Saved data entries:
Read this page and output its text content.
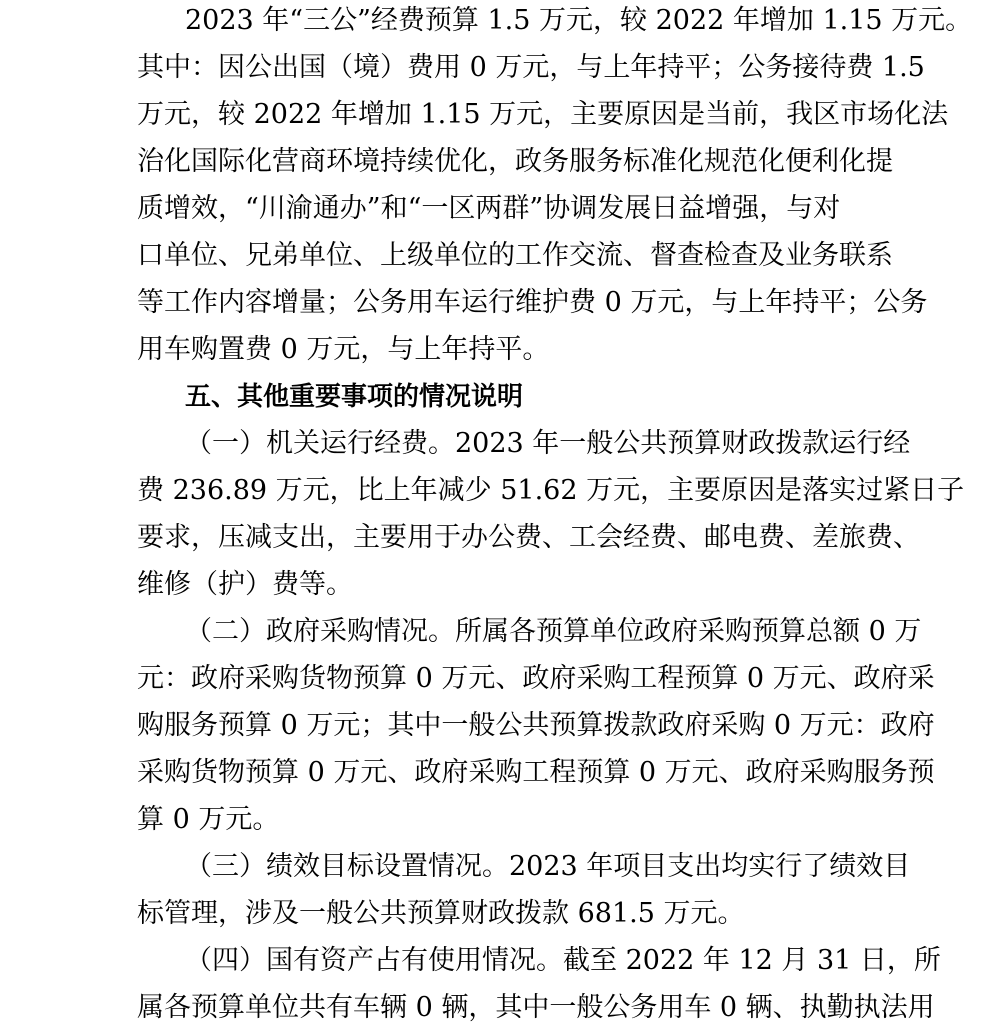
2023 年“三公”经费预算 1.5 万元，较 2022 年增加 1.15 万元。
其中：因公出国（境）费用 0 万元，与上年持平；公务接待费 1.5
万元，较 2022 年增加 1.15 万元，主要原因是当前，我区市场化法
治化国际化营商环境持续优化，政务服务标准化规范化便利化提
质增效，“川渝通办”和“一区两群”协调发展日益增强，与对
口单位、兄弟单位、上级单位的工作交流、督查检查及业务联系
等工作内容增量；公务用车运行维护费 0 万元，与上年持平；公务
用车购置费 0 万元，与上年持平。
五、其他重要事项的情况说明
（一）机关运行经费。2023 年一般公共预算财政拨款运行经
费 236.89 万元，比上年减少 51.62 万元，主要原因是落实过紧日子
要求，压减支出，主要用于办公费、工会经费、邮电费、差旅费、
维修（护）费等。
（二）政府采购情况。所属各预算单位政府采购预算总额 0 万
元：政府采购货物预算 0 万元、政府采购工程预算 0 万元、政府采
购服务预算 0 万元；其中一般公共预算拨款政府采购 0 万元：政府
采购货物预算 0 万元、政府采购工程预算 0 万元、政府采购服务预
算 0 万元。
（三）绩效目标设置情况。2023 年项目支出均实行了绩效目
标管理，涉及一般公共预算财政拨款 681.5 万元。
（四）国有资产占有使用情况。截至 2022 年 12 月 31 日，所
属各预算单位共有车辆 0 辆，其中一般公务用车 0 辆、执勤执法用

Requirements> Skipping the pictures, transcribe each line above exactly as it appears.

Written solution>
Read this page and output its text content.
2023 年“三公”经费预算 1.5 万元，较 2022 年增加 1.15 万元。
其中：因公出国（境）费用 0 万元，与上年持平；公务接待费 1.5
万元，较 2022 年增加 1.15 万元，主要原因是当前，我区市场化法
治化国际化营商环境持续优化，政务服务标准化规范化便利化提
质增效，“川渝通办”和“一区两群”协调发展日益增强，与对
口单位、兄弟单位、上级单位的工作交流、督查检查及业务联系
等工作内容增量；公务用车运行维护费 0 万元，与上年持平；公务
用车购置费 0 万元，与上年持平。
五、其他重要事项的情况说明
（一）机关运行经费。2023 年一般公共预算财政拨款运行经
费 236.89 万元，比上年减少 51.62 万元，主要原因是落实过紧日子
要求，压减支出，主要用于办公费、工会经费、邮电费、差旅费、
维修（护）费等。
（二）政府采购情况。所属各预算单位政府采购预算总额 0 万
元：政府采购货物预算 0 万元、政府采购工程预算 0 万元、政府采
购服务预算 0 万元；其中一般公共预算拨款政府采购 0 万元：政府
采购货物预算 0 万元、政府采购工程预算 0 万元、政府采购服务预
算 0 万元。
（三）绩效目标设置情况。2023 年项目支出均实行了绩效目
标管理，涉及一般公共预算财政拨款 681.5 万元。
（四）国有资产占有使用情况。截至 2022 年 12 月 31 日，所
属各预算单位共有车辆 0 辆，其中一般公务用车 0 辆、执勤执法用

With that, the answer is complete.